Task goal: Give the number of lines in this listing that contain the word "activity", and nothing else.

═════ Available records

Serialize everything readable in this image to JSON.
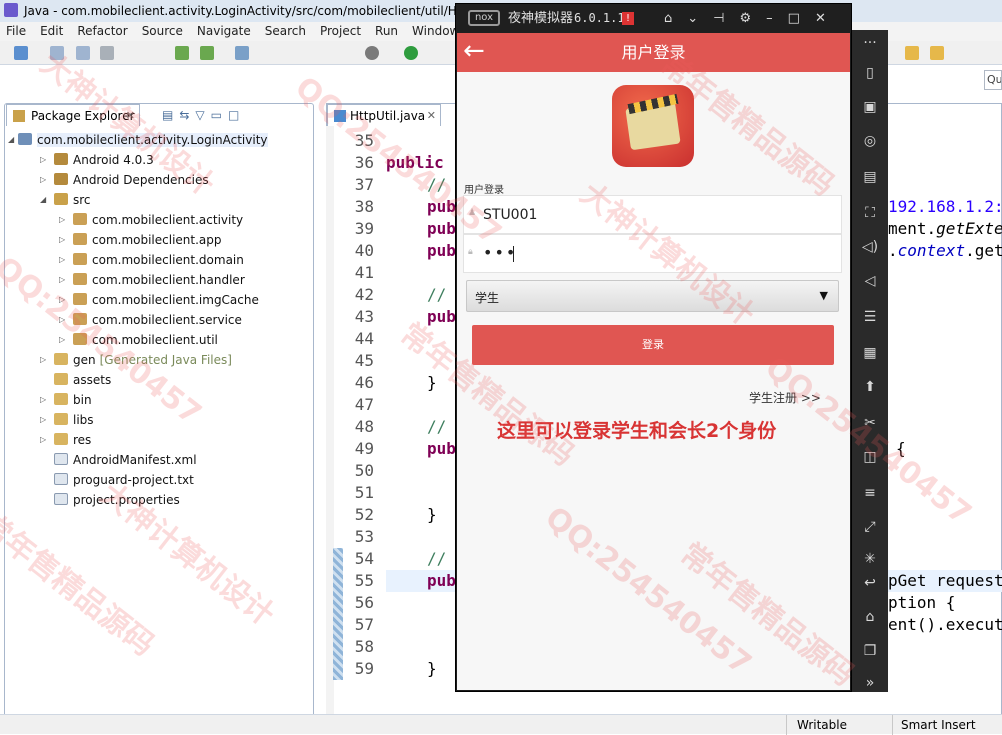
{
  "window": {
    "title": "Java - com.mobileclient.activity.LoginActivity/src/com/mobileclient/util/Htt"
  },
  "menu": [
    "File",
    "Edit",
    "Refactor",
    "Source",
    "Navigate",
    "Search",
    "Project",
    "Run",
    "Window"
  ],
  "package_explorer": {
    "tab": "Package Explorer",
    "project": "com.mobileclient.activity.LoginActivity",
    "items": [
      {
        "label": "Android 4.0.3",
        "icon": "library-icon"
      },
      {
        "label": "Android Dependencies",
        "icon": "library-icon"
      },
      {
        "label": "src",
        "icon": "source-folder-icon"
      },
      {
        "label": "com.mobileclient.activity",
        "icon": "package-icon"
      },
      {
        "label": "com.mobileclient.app",
        "icon": "package-icon"
      },
      {
        "label": "com.mobileclient.domain",
        "icon": "package-icon"
      },
      {
        "label": "com.mobileclient.handler",
        "icon": "package-icon"
      },
      {
        "label": "com.mobileclient.imgCache",
        "icon": "package-icon"
      },
      {
        "label": "com.mobileclient.service",
        "icon": "package-icon"
      },
      {
        "label": "com.mobileclient.util",
        "icon": "package-icon"
      },
      {
        "label": "gen",
        "suffix": "[Generated Java Files]",
        "icon": "folder-icon"
      },
      {
        "label": "assets",
        "icon": "folder-icon"
      },
      {
        "label": "bin",
        "icon": "folder-icon"
      },
      {
        "label": "libs",
        "icon": "folder-icon"
      },
      {
        "label": "res",
        "icon": "folder-icon"
      },
      {
        "label": "AndroidManifest.xml",
        "icon": "file-icon"
      },
      {
        "label": "proguard-project.txt",
        "icon": "file-icon"
      },
      {
        "label": "project.properties",
        "icon": "file-icon"
      }
    ]
  },
  "editor": {
    "tab": "HttpUtil.java",
    "line_numbers": [
      "35",
      "36",
      "37",
      "38",
      "39",
      "40",
      "41",
      "42",
      "43",
      "44",
      "45",
      "46",
      "47",
      "48",
      "49",
      "50",
      "51",
      "52",
      "53",
      "54",
      "55",
      "56",
      "57",
      "58",
      "59"
    ],
    "left_code": {
      "l36": "public",
      "comment": "//",
      "pub": "pub",
      "brace": "}"
    },
    "right_code": {
      "l38": "192.168.1.2:",
      "l39a": "ment.",
      "l39b": "getExte",
      "l40a": ".",
      "l40b": "context",
      "l40c": ".get",
      "l49": "{",
      "l55": "pGet request",
      "l56": "ption {",
      "l57": "ent().execut"
    }
  },
  "status": {
    "writable": "Writable",
    "insert_mode": "Smart Insert"
  },
  "emulator": {
    "brand": "nox",
    "name": "夜神模拟器",
    "version": "6.0.1.1",
    "badge": "!"
  },
  "app": {
    "header_title": "用户登录",
    "section_label": "用户登录",
    "username_value": "STU001",
    "password_value": "•••",
    "role_selected": "学生",
    "login_button": "登录",
    "register_link": "学生注册 >>",
    "annotation": "这里可以登录学生和会长2个身份"
  },
  "watermark": {
    "texts": [
      "大神计算机设计",
      "QQ:254540457",
      "常年售精品源码"
    ]
  },
  "colors": {
    "app_bar": "#e05652",
    "login_button": "#e05652",
    "annotation": "#d83434"
  }
}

══════════

Exercise solution: 3